<<<<

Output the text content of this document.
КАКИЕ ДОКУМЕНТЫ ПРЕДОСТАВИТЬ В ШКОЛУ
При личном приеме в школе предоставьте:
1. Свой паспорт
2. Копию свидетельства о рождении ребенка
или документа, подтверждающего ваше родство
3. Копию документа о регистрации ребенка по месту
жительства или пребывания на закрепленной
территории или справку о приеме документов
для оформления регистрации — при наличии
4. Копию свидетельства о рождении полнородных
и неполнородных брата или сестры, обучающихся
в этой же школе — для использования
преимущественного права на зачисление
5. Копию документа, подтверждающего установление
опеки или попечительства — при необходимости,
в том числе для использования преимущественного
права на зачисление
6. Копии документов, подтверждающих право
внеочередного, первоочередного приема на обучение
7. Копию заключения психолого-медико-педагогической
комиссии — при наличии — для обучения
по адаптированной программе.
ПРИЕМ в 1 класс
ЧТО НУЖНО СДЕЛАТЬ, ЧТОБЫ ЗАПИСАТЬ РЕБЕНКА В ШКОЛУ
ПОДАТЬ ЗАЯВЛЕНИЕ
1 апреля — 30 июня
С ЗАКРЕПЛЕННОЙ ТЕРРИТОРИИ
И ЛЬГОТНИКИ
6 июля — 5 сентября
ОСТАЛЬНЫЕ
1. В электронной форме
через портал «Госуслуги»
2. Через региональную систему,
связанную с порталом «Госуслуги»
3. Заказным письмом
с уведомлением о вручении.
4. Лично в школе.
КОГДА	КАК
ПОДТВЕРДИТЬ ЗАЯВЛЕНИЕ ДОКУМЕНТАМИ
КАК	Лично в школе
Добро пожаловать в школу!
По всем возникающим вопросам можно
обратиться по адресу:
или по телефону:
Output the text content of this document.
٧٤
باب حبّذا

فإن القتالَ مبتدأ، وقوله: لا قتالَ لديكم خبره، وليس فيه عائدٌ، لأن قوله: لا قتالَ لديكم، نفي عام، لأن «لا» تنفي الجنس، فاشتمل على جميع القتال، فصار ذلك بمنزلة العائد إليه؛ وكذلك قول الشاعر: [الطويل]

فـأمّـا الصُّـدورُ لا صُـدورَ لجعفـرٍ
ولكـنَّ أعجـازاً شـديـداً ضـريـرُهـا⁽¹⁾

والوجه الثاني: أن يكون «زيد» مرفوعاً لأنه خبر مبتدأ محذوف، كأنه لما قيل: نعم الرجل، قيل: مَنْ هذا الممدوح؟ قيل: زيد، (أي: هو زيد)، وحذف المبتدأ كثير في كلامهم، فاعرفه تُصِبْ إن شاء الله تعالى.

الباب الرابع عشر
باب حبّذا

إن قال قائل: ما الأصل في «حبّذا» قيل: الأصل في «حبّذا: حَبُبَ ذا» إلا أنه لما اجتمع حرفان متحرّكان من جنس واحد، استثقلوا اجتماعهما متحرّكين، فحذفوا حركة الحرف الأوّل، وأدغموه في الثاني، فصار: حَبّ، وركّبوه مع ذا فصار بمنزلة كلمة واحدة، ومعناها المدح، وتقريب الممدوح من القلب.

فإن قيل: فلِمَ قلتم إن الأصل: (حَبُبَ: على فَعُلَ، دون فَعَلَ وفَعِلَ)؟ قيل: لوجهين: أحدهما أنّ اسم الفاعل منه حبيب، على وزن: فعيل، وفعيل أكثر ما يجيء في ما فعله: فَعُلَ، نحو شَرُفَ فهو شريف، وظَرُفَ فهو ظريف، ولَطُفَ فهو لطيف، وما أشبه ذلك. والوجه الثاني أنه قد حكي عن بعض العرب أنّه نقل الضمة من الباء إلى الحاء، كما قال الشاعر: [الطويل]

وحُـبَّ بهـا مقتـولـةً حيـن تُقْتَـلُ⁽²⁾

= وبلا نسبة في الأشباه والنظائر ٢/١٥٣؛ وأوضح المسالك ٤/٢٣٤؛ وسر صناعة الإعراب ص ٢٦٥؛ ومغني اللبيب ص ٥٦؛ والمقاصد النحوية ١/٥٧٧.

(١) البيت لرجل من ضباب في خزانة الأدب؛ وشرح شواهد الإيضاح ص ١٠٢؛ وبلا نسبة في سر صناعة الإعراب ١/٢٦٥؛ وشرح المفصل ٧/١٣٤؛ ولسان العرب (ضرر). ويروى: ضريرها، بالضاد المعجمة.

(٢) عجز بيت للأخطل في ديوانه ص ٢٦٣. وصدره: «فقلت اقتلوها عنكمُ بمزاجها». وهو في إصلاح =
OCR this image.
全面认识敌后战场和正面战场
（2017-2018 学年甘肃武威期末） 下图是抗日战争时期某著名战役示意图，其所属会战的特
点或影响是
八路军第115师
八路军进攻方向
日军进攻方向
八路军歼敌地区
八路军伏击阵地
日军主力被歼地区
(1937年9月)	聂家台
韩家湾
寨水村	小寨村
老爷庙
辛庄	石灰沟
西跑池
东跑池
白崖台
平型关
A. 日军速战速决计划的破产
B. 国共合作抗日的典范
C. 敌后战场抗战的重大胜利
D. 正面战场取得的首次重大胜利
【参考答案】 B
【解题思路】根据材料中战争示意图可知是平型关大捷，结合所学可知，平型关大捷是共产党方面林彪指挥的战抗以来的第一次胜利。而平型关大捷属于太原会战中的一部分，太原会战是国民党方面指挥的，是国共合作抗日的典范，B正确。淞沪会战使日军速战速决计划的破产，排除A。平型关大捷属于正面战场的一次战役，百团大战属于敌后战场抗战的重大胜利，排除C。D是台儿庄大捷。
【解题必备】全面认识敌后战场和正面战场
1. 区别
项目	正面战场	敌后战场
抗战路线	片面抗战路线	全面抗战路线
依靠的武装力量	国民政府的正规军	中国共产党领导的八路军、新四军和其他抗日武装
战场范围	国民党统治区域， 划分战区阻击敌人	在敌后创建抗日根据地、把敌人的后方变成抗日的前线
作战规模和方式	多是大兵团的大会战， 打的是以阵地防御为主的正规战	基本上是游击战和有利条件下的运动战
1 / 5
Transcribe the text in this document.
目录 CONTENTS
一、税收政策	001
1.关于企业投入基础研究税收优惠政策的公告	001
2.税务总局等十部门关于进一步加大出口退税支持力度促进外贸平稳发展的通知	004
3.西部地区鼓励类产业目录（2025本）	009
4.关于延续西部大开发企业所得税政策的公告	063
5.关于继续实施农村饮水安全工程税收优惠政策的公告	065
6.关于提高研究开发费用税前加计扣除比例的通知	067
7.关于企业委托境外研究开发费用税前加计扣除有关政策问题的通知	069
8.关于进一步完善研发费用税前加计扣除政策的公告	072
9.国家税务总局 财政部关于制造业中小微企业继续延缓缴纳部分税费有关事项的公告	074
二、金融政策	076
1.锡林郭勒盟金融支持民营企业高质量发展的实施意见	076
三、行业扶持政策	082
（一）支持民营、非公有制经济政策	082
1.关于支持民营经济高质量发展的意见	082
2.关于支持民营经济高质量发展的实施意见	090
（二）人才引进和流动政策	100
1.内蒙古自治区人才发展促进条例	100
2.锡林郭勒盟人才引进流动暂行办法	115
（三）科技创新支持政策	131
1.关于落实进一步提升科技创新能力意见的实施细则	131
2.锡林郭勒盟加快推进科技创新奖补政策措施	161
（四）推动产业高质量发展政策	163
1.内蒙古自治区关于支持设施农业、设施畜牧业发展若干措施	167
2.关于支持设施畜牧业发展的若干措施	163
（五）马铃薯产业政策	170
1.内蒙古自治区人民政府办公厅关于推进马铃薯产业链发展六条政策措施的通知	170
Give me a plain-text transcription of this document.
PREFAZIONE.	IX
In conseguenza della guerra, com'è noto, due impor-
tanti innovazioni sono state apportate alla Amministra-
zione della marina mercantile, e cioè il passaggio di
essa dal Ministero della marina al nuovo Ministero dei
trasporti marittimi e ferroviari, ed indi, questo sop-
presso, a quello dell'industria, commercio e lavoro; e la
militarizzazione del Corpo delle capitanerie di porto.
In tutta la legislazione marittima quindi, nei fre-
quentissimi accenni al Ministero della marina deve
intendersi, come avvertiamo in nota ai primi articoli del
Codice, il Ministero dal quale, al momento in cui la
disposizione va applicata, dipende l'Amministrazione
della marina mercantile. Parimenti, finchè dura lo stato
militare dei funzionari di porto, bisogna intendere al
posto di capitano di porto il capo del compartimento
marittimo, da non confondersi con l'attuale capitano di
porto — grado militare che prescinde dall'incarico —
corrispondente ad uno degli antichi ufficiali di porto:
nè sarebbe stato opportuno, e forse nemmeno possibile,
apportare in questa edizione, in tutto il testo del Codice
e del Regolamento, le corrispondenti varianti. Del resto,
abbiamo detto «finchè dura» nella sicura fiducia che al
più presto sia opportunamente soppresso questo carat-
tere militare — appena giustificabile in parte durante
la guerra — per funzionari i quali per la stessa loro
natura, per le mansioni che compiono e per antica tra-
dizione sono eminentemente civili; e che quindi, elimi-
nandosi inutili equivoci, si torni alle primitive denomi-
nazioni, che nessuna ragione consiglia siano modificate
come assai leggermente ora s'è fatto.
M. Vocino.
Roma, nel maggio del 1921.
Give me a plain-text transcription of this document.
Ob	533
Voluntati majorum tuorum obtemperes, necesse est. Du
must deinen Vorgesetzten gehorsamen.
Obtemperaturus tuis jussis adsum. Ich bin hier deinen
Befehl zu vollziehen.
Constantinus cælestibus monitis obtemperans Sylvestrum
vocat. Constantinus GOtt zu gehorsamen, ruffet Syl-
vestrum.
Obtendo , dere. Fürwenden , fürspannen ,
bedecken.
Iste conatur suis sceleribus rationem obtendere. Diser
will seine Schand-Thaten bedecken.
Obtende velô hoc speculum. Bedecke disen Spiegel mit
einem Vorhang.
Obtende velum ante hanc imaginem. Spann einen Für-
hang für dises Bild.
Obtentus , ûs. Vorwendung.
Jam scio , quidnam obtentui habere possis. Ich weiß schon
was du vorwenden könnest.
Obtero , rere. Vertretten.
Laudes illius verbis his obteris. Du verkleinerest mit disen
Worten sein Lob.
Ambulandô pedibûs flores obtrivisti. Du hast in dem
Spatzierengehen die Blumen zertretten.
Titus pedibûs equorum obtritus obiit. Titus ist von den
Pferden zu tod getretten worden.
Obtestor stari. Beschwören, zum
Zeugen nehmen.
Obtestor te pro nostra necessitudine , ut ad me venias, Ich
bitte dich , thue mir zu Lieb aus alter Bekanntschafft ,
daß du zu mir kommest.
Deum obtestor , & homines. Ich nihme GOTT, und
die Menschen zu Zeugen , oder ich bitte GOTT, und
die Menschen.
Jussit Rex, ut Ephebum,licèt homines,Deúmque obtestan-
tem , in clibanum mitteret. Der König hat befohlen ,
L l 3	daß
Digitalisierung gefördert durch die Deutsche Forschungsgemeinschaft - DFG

>>>>

Exercise task:
Keep only those lines of the records that hold "الطويل", and return them.

Response:
فإن القتالَ مبتدأ، وقوله: لا قتالَ لديكم خبره، وليس فيه عائدٌ، لأن قوله: لا قتالَ لديكم، نفي عام، لأن «لا» تنفي الجنس، فاشتمل على جميع القتال، فصار ذلك بمنزلة العائد إليه؛ وكذلك قول الشاعر: [الطويل]
فإن قيل: فلِمَ قلتم إن الأصل: (حَبُبَ: على فَعُلَ، دون فَعَلَ وفَعِلَ)؟ قيل: لوجهين: أحدهما أنّ اسم الفاعل منه حبيب، على وزن: فعيل، وفعيل أكثر ما يجيء في ما فعله: فَعُلَ، نحو شَرُفَ فهو شريف، وظَرُفَ فهو ظريف، ولَطُفَ فهو لطيف، وما أشبه ذلك. والوجه الثاني أنه قد حكي عن بعض العرب أنّه نقل الضمة من الباء إلى الحاء، كما قال الشاعر: [الطويل]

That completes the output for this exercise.